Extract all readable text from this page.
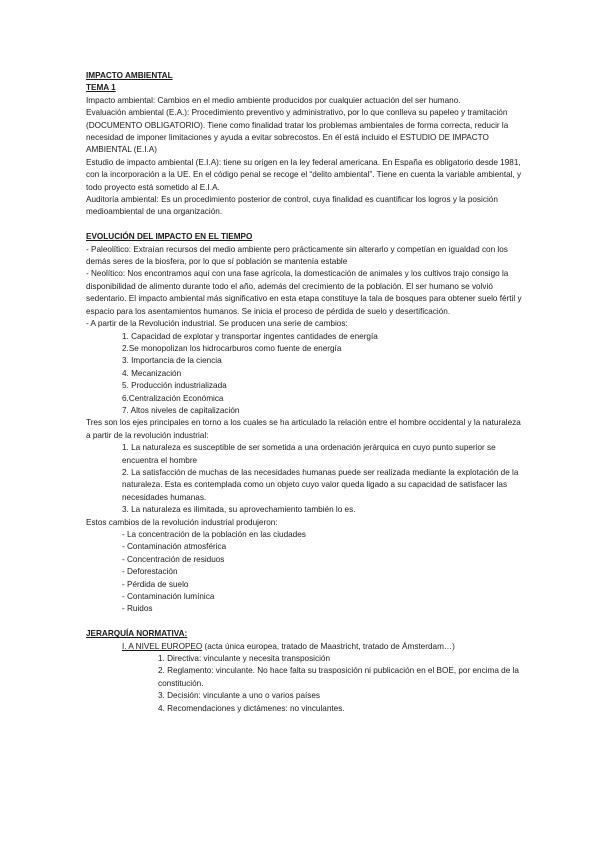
IMPACTO AMBIENTAL

TEMA 1

Impacto ambiental: Cambios en el medio ambiente producidos por cualquier actuación del ser humano.

Evaluación ambiental (E.A.): Procedimiento preventivo y administrativo, por lo que conlleva su papeleo y tramitación (DOCUMENTO OBLIGATORIO). Tiene como finalidad tratar los problemas ambientales de forma correcta, reducir la necesidad de imponer limitaciones y ayuda a evitar sobrecostos. En él está incluido el ESTUDIO DE IMPACTO AMBIENTAL (E.I.A)

Estudio de impacto ambiental (E.I.A): tiene su origen en la ley federal americana. En España es obligatorio desde 1981, con la incorporación a la UE. En el código penal se recoge el “delito ambiental”. Tiene en cuenta la variable ambiental, y todo proyecto está sometido al E.I.A.

Auditoría ambiental: Es un procedimiento posterior de control, cuya finalidad es cuantificar los logros y la posición medioambiental de una organización.

EVOLUCIÓN DEL IMPACTO EN EL TIEMPO

- Paleolítico: Extraían recursos del medio ambiente pero prácticamente sin alterarlo y competían en igualdad con los demás seres de la biosfera, por lo que sí población se mantenía estable

- Neolítico: Nos encontramos aquí con una fase agrícola, la domesticación de animales y los cultivos trajo consigo la disponibilidad de alimento durante todo el año, además del crecimiento de la población. El ser humano se volvió sedentario. El impacto ambiental más significativo en esta etapa constituye la tala de bosques para obtener suelo fértil y espacio para los asentamientos humanos. Se inicia el proceso de pérdida de suelo y desertificación.

- A partir de la Revolución industrial. Se producen una serie de cambios:

1. Capacidad de explotar y transportar ingentes cantidades de energía

2.Se monopolizan los hidrocarburos como fuente de energía

3. Importancia de la ciencia

4. Mecanización

5. Producción industrializada

6.Centralización Económica

7. Altos niveles de capitalización

Tres son los ejes principales en torno a los cuales se ha articulado la relación entre el hombre occidental y la naturaleza a partir de la revolución industrial:

1. La naturaleza es susceptible de ser sometida a una ordenación jerárquica en cuyo punto superior se encuentra el hombre

2. La satisfacción de muchas de las necesidades humanas puede ser realizada mediante la explotación de la naturaleza. Esta es contemplada como un objeto cuyo valor queda ligado a su capacidad de satisfacer las necesidades humanas.

3. La naturaleza es ilimitada, su aprovechamiento también lo es.

Estos cambios de la revolución industrial produjeron:

- La concentración de la población en las ciudades

- Contaminación atmosférica

- Concentración de residuos

- Deforestación

- Pérdida de suelo

- Contaminación lumínica

- Ruidos

JERARQUÍA NORMATIVA:

I. A NIVEL EUROPEO (acta única europea, tratado de Maastricht, tratado de Ámsterdam…)

1. Directiva: vinculante y necesita transposición

2. Reglamento: vinculante. No hace falta su trasposición ni publicación en el BOE, por encima de la constitución.

3. Decisión: vinculante a uno o varios países

4. Recomendaciones y dictámenes: no vinculantes.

______

Which lines contain the word "Contaminación"? Copy each of them.

- Contaminación atmosférica
- Contaminación lumínica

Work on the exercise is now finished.